> **Directive**
Copy each line of the entries beneath that contains the word "Opakovaná".

> **Dataset entries**

————————

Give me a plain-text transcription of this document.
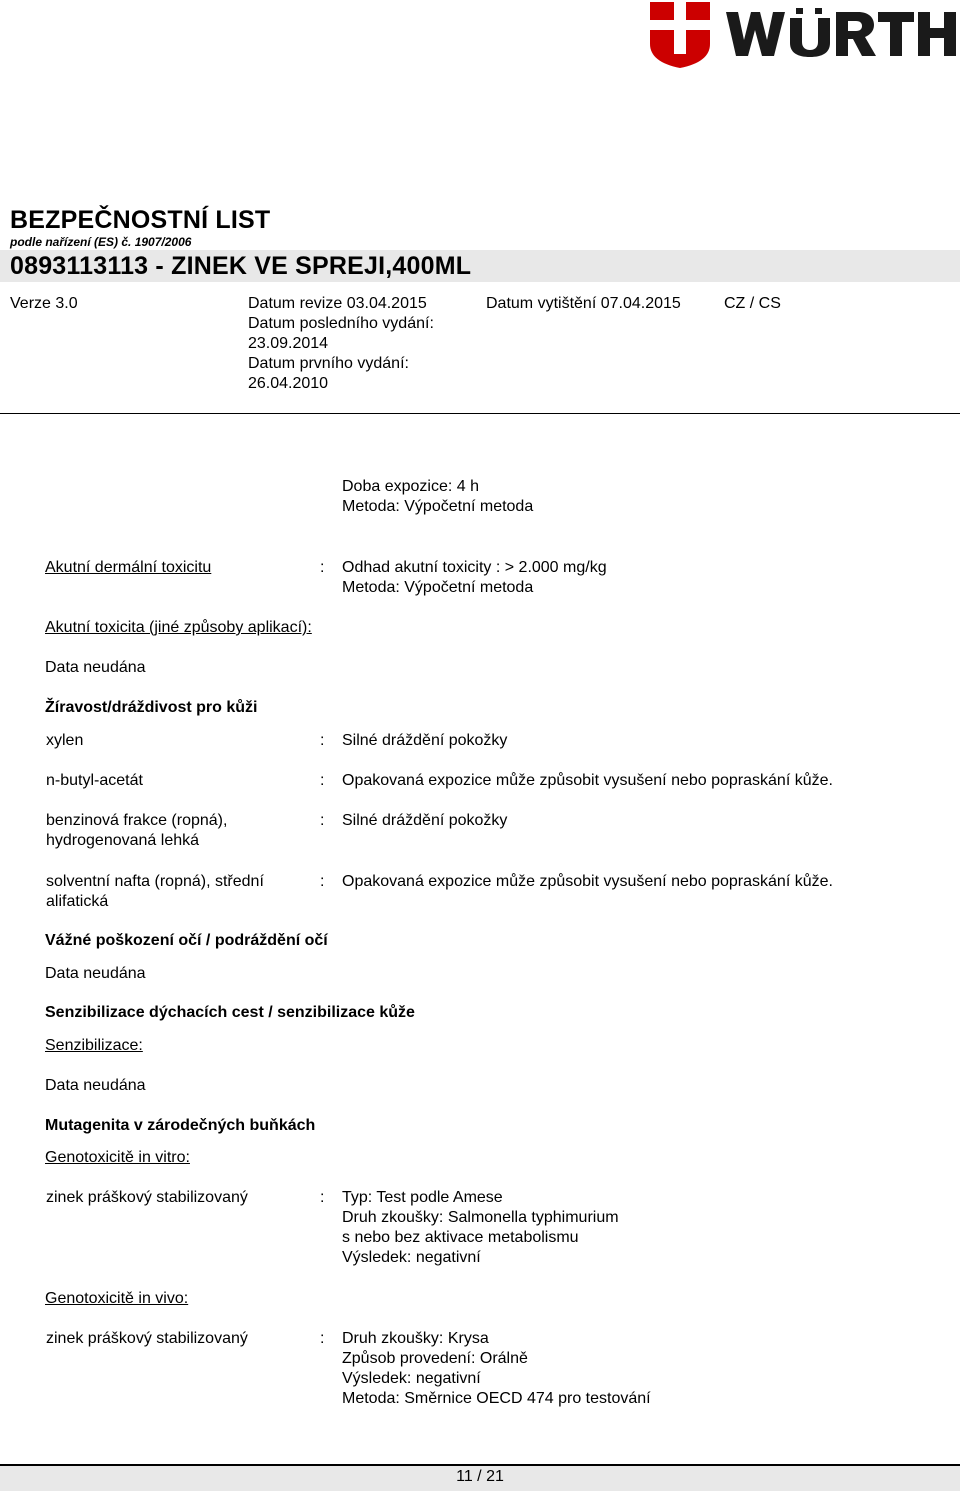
BEZPEČNOSTNÍ LIST
podle nařízení (ES) č. 1907/2006
0893113113 - ZINEK VE SPREJI,400ML
Verze 3.0	Datum revize 03.04.2015
Datum posledního vydání:
23.09.2014
Datum prvního vydání:
26.04.2010
Datum vytištění 07.04.2015	CZ / CS
Doba expozice: 4 h
Metoda: Výpočetní metoda
Akutní dermální toxicitu	: Odhad akutní toxicity : > 2.000 mg/kg
Metoda: Výpočetní metoda
Akutní toxicita (jiné způsoby aplikací):
Data neudána
Žíravost/dráždivost pro kůži
xylen	: Silné dráždění pokožky
n-butyl-acetát	: Opakovaná expozice může způsobit vysušení nebo popraskání kůže.
benzinová frakce (ropná),
hydrogenovaná lehká
: Silné dráždění pokožky
solventní nafta (ropná), střední
alifatická
: Opakovaná expozice může způsobit vysušení nebo popraskání kůže.
Vážné poškození očí / podráždění očí
Data neudána
Senzibilizace dýchacích cest / senzibilizace kůže
Senzibilizace:
Data neudána
Mutagenita v zárodečných buňkách
Genotoxicitě in vitro:
zinek práškový stabilizovaný	: Typ: Test podle Amese
Druh zkoušky: Salmonella typhimurium
s nebo bez aktivace metabolismu
Výsledek: negativní
Genotoxicitě in vivo:
zinek práškový stabilizovaný	: Druh zkoušky: Krysa
Způsob provedení: Orálně
Výsledek: negativní
Metoda: Směrnice OECD 474 pro testování
11 / 21
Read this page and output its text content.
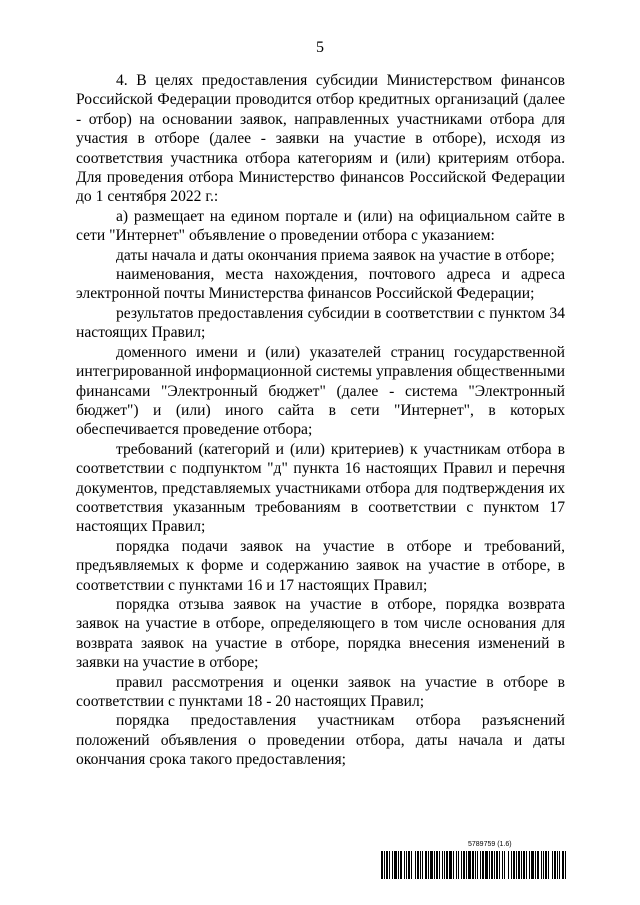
5

4. В целях предоставления субсидии Министерством финансов Российской Федерации проводится отбор кредитных организаций (далее - отбор) на основании заявок, направленных участниками отбора для участия в отборе (далее - заявки на участие в отборе), исходя из соответствия участника отбора категориям и (или) критериям отбора. Для проведения отбора Министерство финансов Российской Федерации до 1 сентября 2022 г.:

а) размещает на едином портале и (или) на официальном сайте в сети "Интернет" объявление о проведении отбора с указанием:

даты начала и даты окончания приема заявок на участие в отборе;

наименования, места нахождения, почтового адреса и адреса электронной почты Министерства финансов Российской Федерации;

результатов предоставления субсидии в соответствии с пунктом 34 настоящих Правил;

доменного имени и (или) указателей страниц государственной интегрированной информационной системы управления общественными финансами "Электронный бюджет" (далее - система "Электронный бюджет") и (или) иного сайта в сети "Интернет", в которых обеспечивается проведение отбора;

требований (категорий и (или) критериев) к участникам отбора в соответствии с подпунктом "д" пункта 16 настоящих Правил и перечня документов, представляемых участниками отбора для подтверждения их соответствия указанным требованиям в соответствии с пунктом 17 настоящих Правил;

порядка подачи заявок на участие в отборе и требований, предъявляемых к форме и содержанию заявок на участие в отборе, в соответствии с пунктами 16 и 17 настоящих Правил;

порядка отзыва заявок на участие в отборе, порядка возврата заявок на участие в отборе, определяющего в том числе основания для возврата заявок на участие в отборе, порядка внесения изменений в заявки на участие в отборе;

правил рассмотрения и оценки заявок на участие в отборе в соответствии с пунктами 18 - 20 настоящих Правил;

порядка предоставления участникам отбора разъяснений положений объявления о проведении отбора, даты начала и даты окончания срока такого предоставления;

5789759 (1.6)
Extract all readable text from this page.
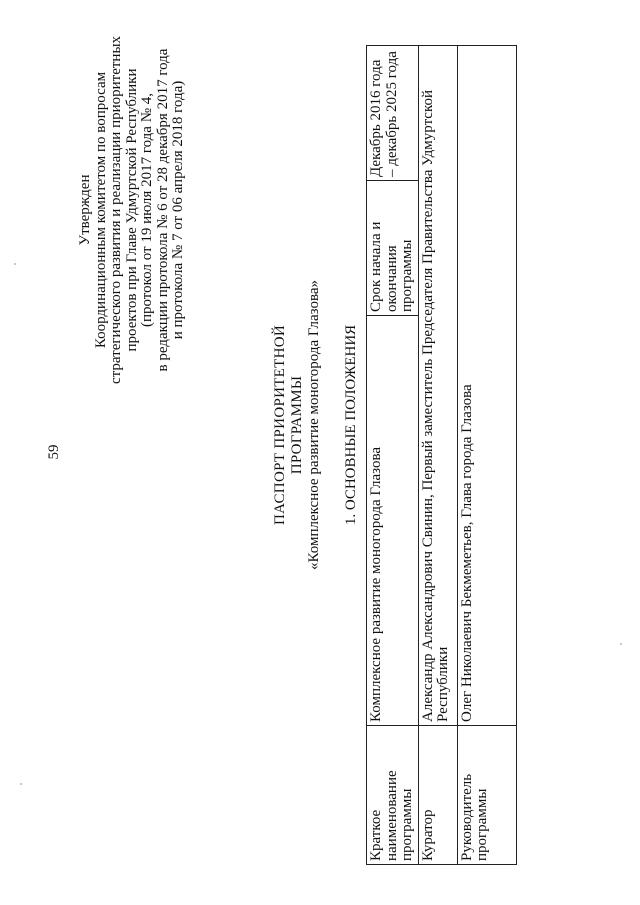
59
Утвержден Координационным комитетом по вопросам стратегического развития и реализации приоритетных проектов при Главе Удмуртской Республики (протокол от 19 июля 2017 года № 4, в редакции протокола № 6 от 28 декабря 2017 года и протокола № 7 от 06 апреля 2018 года)
ПАСПОРТ ПРИОРИТЕТНОЙ ПРОГРАММЫ «Комплексное развитие моногорода Глазова» 1. ОСНОВНЫЕ ПОЛОЖЕНИЯ
Краткое наименование программы	Комплексное развитие моногорода Глазова	Срок начала и окончания программы	Декабрь 2016 года – декабрь 2025 года
Куратор	Александр Александрович Свинин, Первый заместитель Председателя Правительства Удмуртской Республики		
Руководитель программы	Олег Николаевич Бекмеметьев, Глава города Глазова		
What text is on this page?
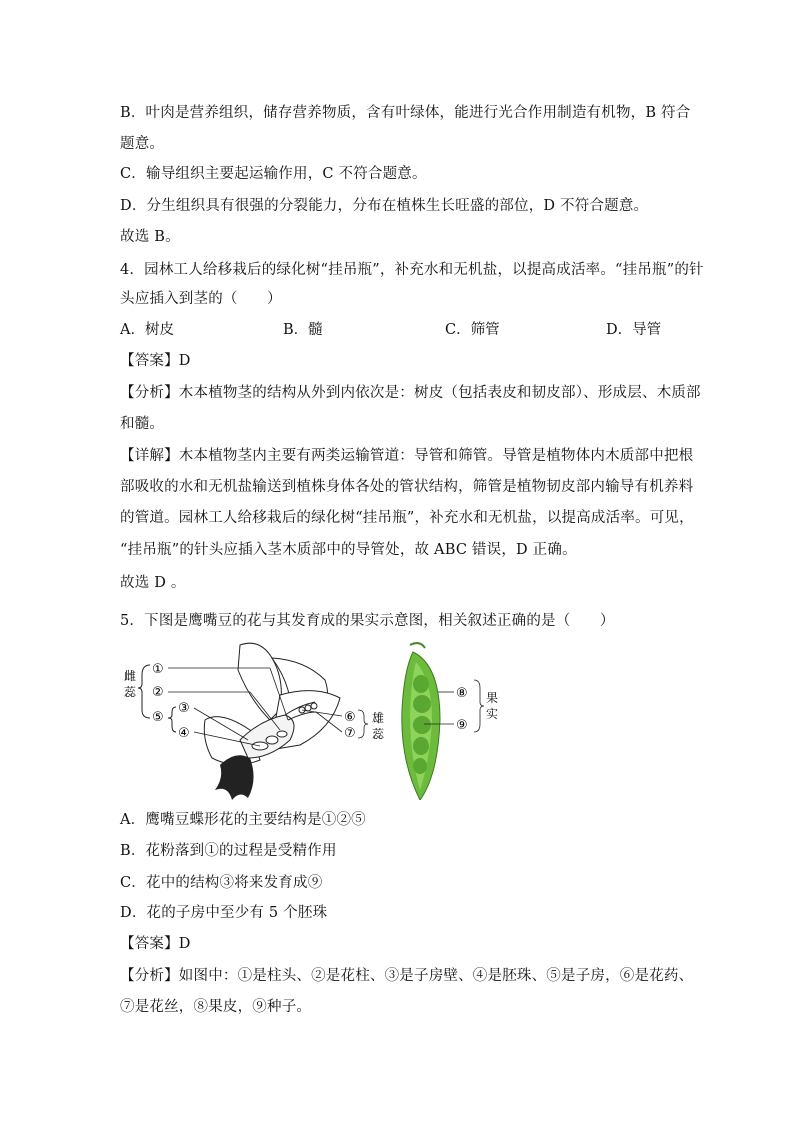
B．叶肉是营养组织，储存营养物质，含有叶绿体，能进行光合作用制造有机物，B 符合
题意。
C．输导组织主要起运输作用，C 不符合题意。
D．分生组织具有很强的分裂能力，分布在植株生长旺盛的部位，D 不符合题意。
故选 B。
4．园林工人给移栽后的绿化树“挂吊瓶”，补充水和无机盐，以提高成活率。“挂吊瓶”的针
头应插入到茎的（　　）
A．树皮	B．髓	C．筛管	D．导管
【答案】D
【分析】木本植物茎的结构从外到内依次是：树皮（包括表皮和韧皮部）、形成层、木质部
和髓。
【详解】木本植物茎内主要有两类运输管道：导管和筛管。导管是植物体内木质部中把根
部吸收的水和无机盐输送到植株身体各处的管状结构，筛管是植物韧皮部内输导有机养料
的管道。园林工人给移栽后的绿化树“挂吊瓶”，补充水和无机盐，以提高成活率。可见，
“挂吊瓶”的针头应插入茎木质部中的导管处，故 ABC 错误，D 正确。
故选 D 。
5．下图是鹰嘴豆的花与其发育成的果实示意图，相关叙述正确的是（　　）
雌
蕊
①
②
⑤
③
④
⑥
⑦
雄
蕊
⑧
⑨
果
实
A．鹰嘴豆蝶形花的主要结构是①②⑤
B．花粉落到①的过程是受精作用
C．花中的结构③将来发育成⑨
D．花的子房中至少有 5 个胚珠
【答案】D
【分析】如图中：①是柱头、②是花柱、③是子房壁、④是胚珠、⑤是子房，⑥是花药、
⑦是花丝，⑧果皮，⑨种子。
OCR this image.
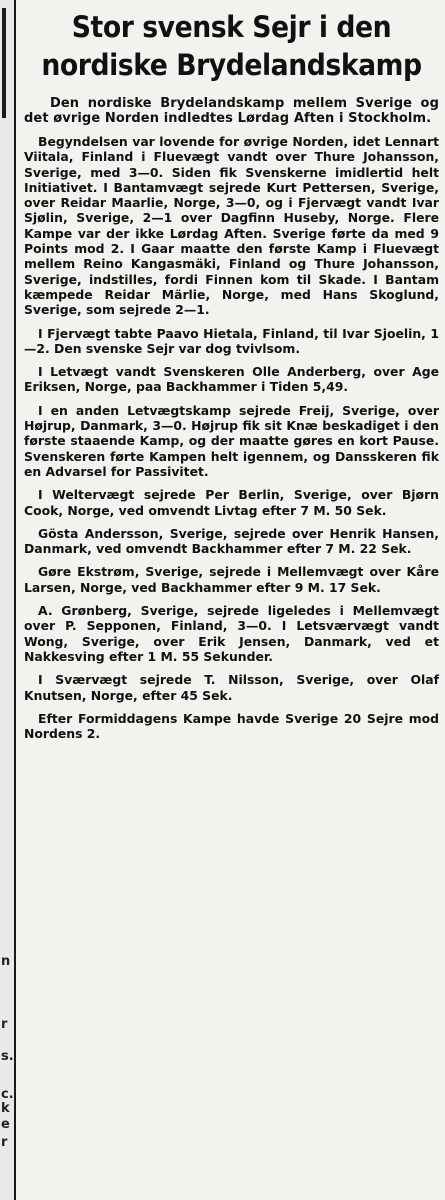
n
r
s.
c.
k
e
r
Stor svensk Sejr i den
nordiske Brydelandskamp

Den nordiske Brydelandskamp mellem Sverige og det øvrige Norden indledtes Lørdag Aften i Stockholm.

Begyndelsen var lovende for øvrige Norden, idet Lennart Viitala, Finland i Fluevægt vandt over Thure Johansson, Sverige, med 3—0. Siden fik Svenskerne imidlertid helt Initiativet. I Bantamvægt sejrede Kurt Pettersen, Sverige, over Reidar Maarlie, Norge, 3—0, og i Fjervægt vandt Ivar Sjølin, Sverige, 2—1 over Dagfinn Huseby, Norge. Flere Kampe var der ikke Lørdag Aften. Sverige førte da med 9 Points mod 2. I Gaar maatte den første Kamp i Fluevægt mellem Reino Kangasmäki, Finland og Thure Johansson, Sverige, indstilles, fordi Finnen kom til Skade. I Bantam kæmpede Reidar Märlie, Norge, med Hans Skoglund, Sverige, som sejrede 2—1.

I Fjervægt tabte Paavo Hietala, Finland, til Ivar Sjoelin, 1—2. Den svenske Sejr var dog tvivlsom.

I Letvægt vandt Svenskeren Olle Anderberg, over Age Eriksen, Norge, paa Backhammer i Tiden 5,49.

I en anden Letvægtskamp sejrede Freij, Sverige, over Højrup, Danmark, 3—0. Højrup fik sit Knæ beskadiget i den første staaende Kamp, og der maatte gøres en kort Pause. Svenskeren førte Kampen helt igennem, og Dansskeren fik en Advarsel for Passivitet.

I Weltervægt sejrede Per Berlin, Sverige, over Bjørn Cook, Norge, ved omvendt Livtag efter 7 M. 50 Sek.

Gösta Andersson, Sverige, sejrede over Henrik Hansen, Danmark, ved omvendt Backhammer efter 7 M. 22 Sek.

Gøre Ekstrøm, Sverige, sejrede i Mellemvægt over Kåre Larsen, Norge, ved Backhammer efter 9 M. 17 Sek.

A. Grønberg, Sverige, sejrede ligeledes i Mellemvægt over P. Sepponen, Finland, 3—0. I Letsværvægt vandt Wong, Sverige, over Erik Jensen, Danmark, ved et Nakkesving efter 1 M. 55 Sekunder.

I Sværvægt sejrede T. Nilsson, Sverige, over Olaf Knutsen, Norge, efter 45 Sek.

Efter Formiddagens Kampe havde Sverige 20 Sejre mod Nordens 2.
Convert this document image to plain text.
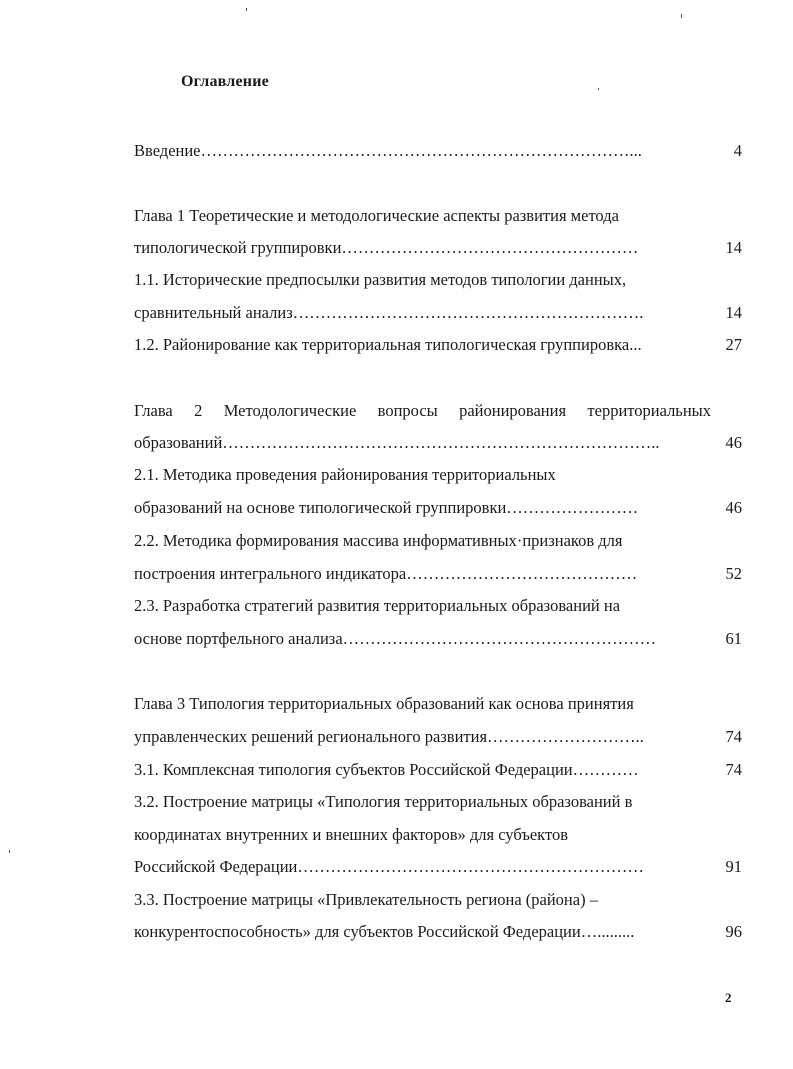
Оглавление
Введение……………………………………………………………………...	4
Глава 1 Теоретические и методологические аспекты развития метода
типологической группировки………………………………………………	14
1.1. Исторические предпосылки развития методов типологии данных,
сравнительный анализ……………………………………………………….	14
1.2. Районирование как территориальная типологическая группировка...	27
Глава 2 Методологические вопросы районирования территориальных
образований……………………………………………………………………..	46
2.1. Методика проведения районирования территориальных
образований на основе типологической группировки……………………	46
2.2. Методика формирования массива информативных·признаков для
построения интегрального индикатора……………………………………	52
2.3. Разработка стратегий развития территориальных образований на
основе портфельного анализа…………………………………………………	61
Глава 3 Типология территориальных образований как основа принятия
управленческих решений регионального развития………………………..	74
3.1. Комплексная типология субъектов Российской Федерации…………	74
3.2. Построение матрицы «Типология территориальных образований в
координатах внутренних и внешних факторов» для субъектов
Российской Федерации………………………………………………………	91
3.3. Построение матрицы «Привлекательность региона (района) –
конкурентоспособность» для субъектов Российской Федерации….........	96
2
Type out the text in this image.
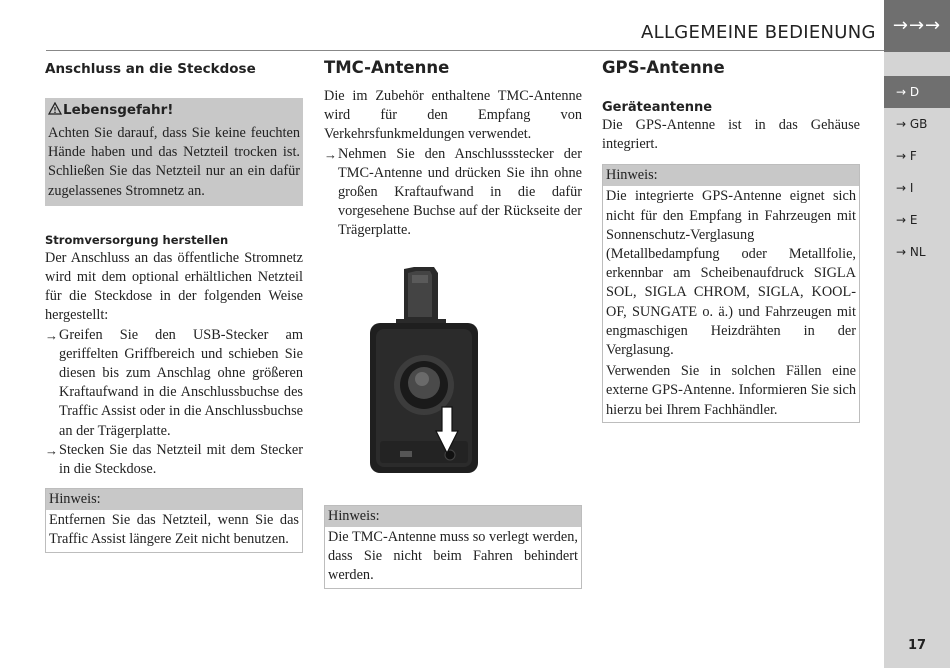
ALLGEMEINE BEDIENUNG →→→
→ D
→ GB
→ F
→ I
→ E
→ NL
17
Anschluss an die Steckdose
Lebensgefahr!
Achten Sie darauf, dass Sie keine feuchten Hände haben und das Netzteil trocken ist. Schließen Sie das Netzteil nur an ein dafür zugelassenes Stromnetz an.
Stromversorgung herstellen

Der Anschluss an das öffentliche Stromnetz wird mit dem optional erhältlichen Netzteil für die Steckdose in der folgenden Weise hergestellt:

→ Greifen Sie den USB-Stecker am geriffelten Griffbereich und schieben Sie diesen bis zum Anschlag ohne größeren Kraftaufwand in die Anschlussbuchse des Traffic Assist oder in die Anschlussbuchse an der Trägerplatte.
→ Stecken Sie das Netzteil mit dem Stecker in die Steckdose.
Hinweis:
Entfernen Sie das Netzteil, wenn Sie das Traffic Assist längere Zeit nicht benutzen.
TMC-Antenne

Die im Zubehör enthaltene TMC-Antenne wird für den Empfang von Verkehrsfunkmeldungen verwendet.

→ Nehmen Sie den Anschlussstecker der TMC-Antenne und drücken Sie ihn ohne großen Kraftaufwand in die dafür vorgesehene Buchse auf der Rückseite der Trägerplatte.
Hinweis:
Die TMC-Antenne muss so verlegt werden, dass Sie nicht beim Fahren behindert werden.
GPS-Antenne
Geräteantenne

Die GPS-Antenne ist in das Gehäuse integriert.

Hinweis:
Die integrierte GPS-Antenne eignet sich nicht für den Empfang in Fahrzeugen mit Sonnenschutz-Verglasung (Metallbedampfung oder Metallfolie, erkennbar am Scheibenaufdruck SIGLA SOL, SIGLA CHROM, SIGLA, KOOL-OF, SUNGATE o. ä.) und Fahrzeugen mit engmaschigen Heizdrähten in der Verglasung.
Verwenden Sie in solchen Fällen eine externe GPS-Antenne. Informieren Sie sich hierzu bei Ihrem Fachhändler.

————————

> **Written response**
n-butyl-acetát	: Opakovaná expozice může způsobit vysušení nebo popraskání kůže.
: Opakovaná expozice může způsobit vysušení nebo popraskání kůže.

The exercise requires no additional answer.